══ PROVIDED DATA ══

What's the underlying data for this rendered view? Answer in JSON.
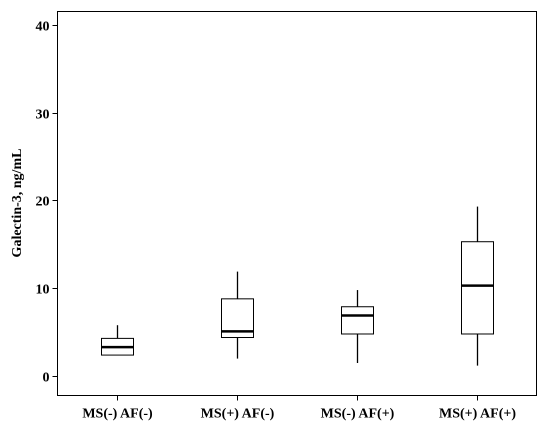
{
  "chart_data": {
    "type": "box",
    "title": "",
    "xlabel": "",
    "ylabel": "Galectin-3, ng/mL",
    "ylim": [
      -2.2,
      41.5
    ],
    "yticks": [
      0,
      10,
      20,
      30,
      40
    ],
    "grid": false,
    "categories": [
      "MS(-) AF(-)",
      "MS(+) AF(-)",
      "MS(-) AF(+)",
      "MS(+) AF(+)"
    ],
    "boxes": [
      {
        "category": "MS(-) AF(-)",
        "min": 2.4,
        "q1": 2.4,
        "median": 3.3,
        "q3": 4.3,
        "max": 5.8
      },
      {
        "category": "MS(+) AF(-)",
        "min": 2.0,
        "q1": 4.4,
        "median": 5.1,
        "q3": 8.8,
        "max": 11.9
      },
      {
        "category": "MS(-) AF(+)",
        "min": 1.5,
        "q1": 4.8,
        "median": 6.9,
        "q3": 7.9,
        "max": 9.8
      },
      {
        "category": "MS(+) AF(+)",
        "min": 1.2,
        "q1": 4.8,
        "median": 10.3,
        "q3": 15.3,
        "max": 19.3
      }
    ]
  }
}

═══

**STATED TASK**
The pictures should not appear in the copy; every other part of the records above must be returned exactly.

**EXERCISE RESULT**
What's the underlying data for this rendered view? Answer in JSON.
{
  "chart_data": {
    "type": "box",
    "title": "",
    "xlabel": "",
    "ylabel": "Galectin-3, ng/mL",
    "ylim": [
      -2.2,
      41.5
    ],
    "yticks": [
      0,
      10,
      20,
      30,
      40
    ],
    "grid": false,
    "categories": [
      "MS(-) AF(-)",
      "MS(+) AF(-)",
      "MS(-) AF(+)",
      "MS(+) AF(+)"
    ],
    "boxes": [
      {
        "category": "MS(-) AF(-)",
        "min": 2.4,
        "q1": 2.4,
        "median": 3.3,
        "q3": 4.3,
        "max": 5.8
      },
      {
        "category": "MS(+) AF(-)",
        "min": 2.0,
        "q1": 4.4,
        "median": 5.1,
        "q3": 8.8,
        "max": 11.9
      },
      {
        "category": "MS(-) AF(+)",
        "min": 1.5,
        "q1": 4.8,
        "median": 6.9,
        "q3": 7.9,
        "max": 9.8
      },
      {
        "category": "MS(+) AF(+)",
        "min": 1.2,
        "q1": 4.8,
        "median": 10.3,
        "q3": 15.3,
        "max": 19.3
      }
    ]
  }
}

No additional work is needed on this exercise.